→ Exercise: Write out the data again in full, exactly as it reads.

→ Dataset entries:
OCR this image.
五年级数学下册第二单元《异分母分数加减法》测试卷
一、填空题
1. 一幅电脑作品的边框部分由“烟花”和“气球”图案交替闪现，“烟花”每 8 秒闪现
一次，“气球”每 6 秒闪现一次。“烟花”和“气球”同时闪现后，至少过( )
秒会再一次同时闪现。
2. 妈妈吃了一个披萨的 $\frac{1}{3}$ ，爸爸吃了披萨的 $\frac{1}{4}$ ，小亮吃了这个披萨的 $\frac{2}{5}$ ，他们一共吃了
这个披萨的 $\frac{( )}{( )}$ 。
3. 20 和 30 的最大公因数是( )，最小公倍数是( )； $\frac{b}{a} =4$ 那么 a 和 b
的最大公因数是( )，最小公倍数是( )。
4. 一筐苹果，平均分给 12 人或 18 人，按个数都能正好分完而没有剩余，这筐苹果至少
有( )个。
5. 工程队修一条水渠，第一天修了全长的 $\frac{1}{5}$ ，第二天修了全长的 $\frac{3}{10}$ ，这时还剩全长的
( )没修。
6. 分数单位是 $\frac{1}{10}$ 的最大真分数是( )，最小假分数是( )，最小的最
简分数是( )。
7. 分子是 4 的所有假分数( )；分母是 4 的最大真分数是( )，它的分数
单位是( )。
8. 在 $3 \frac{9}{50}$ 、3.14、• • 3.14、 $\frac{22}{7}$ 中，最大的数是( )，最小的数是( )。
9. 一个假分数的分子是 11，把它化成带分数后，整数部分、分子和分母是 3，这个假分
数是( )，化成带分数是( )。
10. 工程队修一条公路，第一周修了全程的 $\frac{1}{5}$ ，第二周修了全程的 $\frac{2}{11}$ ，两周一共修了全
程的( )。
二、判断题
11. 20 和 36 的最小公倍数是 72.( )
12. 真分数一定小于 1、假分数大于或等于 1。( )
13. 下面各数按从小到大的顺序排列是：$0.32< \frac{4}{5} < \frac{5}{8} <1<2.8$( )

→ Response to this task:
OCR this image.
五年级数学下册第二单元《异分母分数加减法》测试卷
一、填空题
1. 一幅电脑作品的边框部分由“烟花”和“气球”图案交替闪现，“烟花”每 8 秒闪现
一次，“气球”每 6 秒闪现一次。“烟花”和“气球”同时闪现后，至少过( )
秒会再一次同时闪现。
2. 妈妈吃了一个披萨的 $\frac{1}{3}$ ，爸爸吃了披萨的 $\frac{1}{4}$ ，小亮吃了这个披萨的 $\frac{2}{5}$ ，他们一共吃了
这个披萨的 $\frac{( )}{( )}$ 。
3. 20 和 30 的最大公因数是( )，最小公倍数是( )； $\frac{b}{a} =4$ 那么 a 和 b
的最大公因数是( )，最小公倍数是( )。
4. 一筐苹果，平均分给 12 人或 18 人，按个数都能正好分完而没有剩余，这筐苹果至少
有( )个。
5. 工程队修一条水渠，第一天修了全长的 $\frac{1}{5}$ ，第二天修了全长的 $\frac{3}{10}$ ，这时还剩全长的
( )没修。
6. 分数单位是 $\frac{1}{10}$ 的最大真分数是( )，最小假分数是( )，最小的最
简分数是( )。
7. 分子是 4 的所有假分数( )；分母是 4 的最大真分数是( )，它的分数
单位是( )。
8. 在 $3 \frac{9}{50}$ 、3.14、• • 3.14、 $\frac{22}{7}$ 中，最大的数是( )，最小的数是( )。
9. 一个假分数的分子是 11，把它化成带分数后，整数部分、分子和分母是 3，这个假分
数是( )，化成带分数是( )。
10. 工程队修一条公路，第一周修了全程的 $\frac{1}{5}$ ，第二周修了全程的 $\frac{2}{11}$ ，两周一共修了全
程的( )。
二、判断题
11. 20 和 36 的最小公倍数是 72.( )
12. 真分数一定小于 1、假分数大于或等于 1。( )
13. 下面各数按从小到大的顺序排列是：$0.32< \frac{4}{5} < \frac{5}{8} <1<2.8$( )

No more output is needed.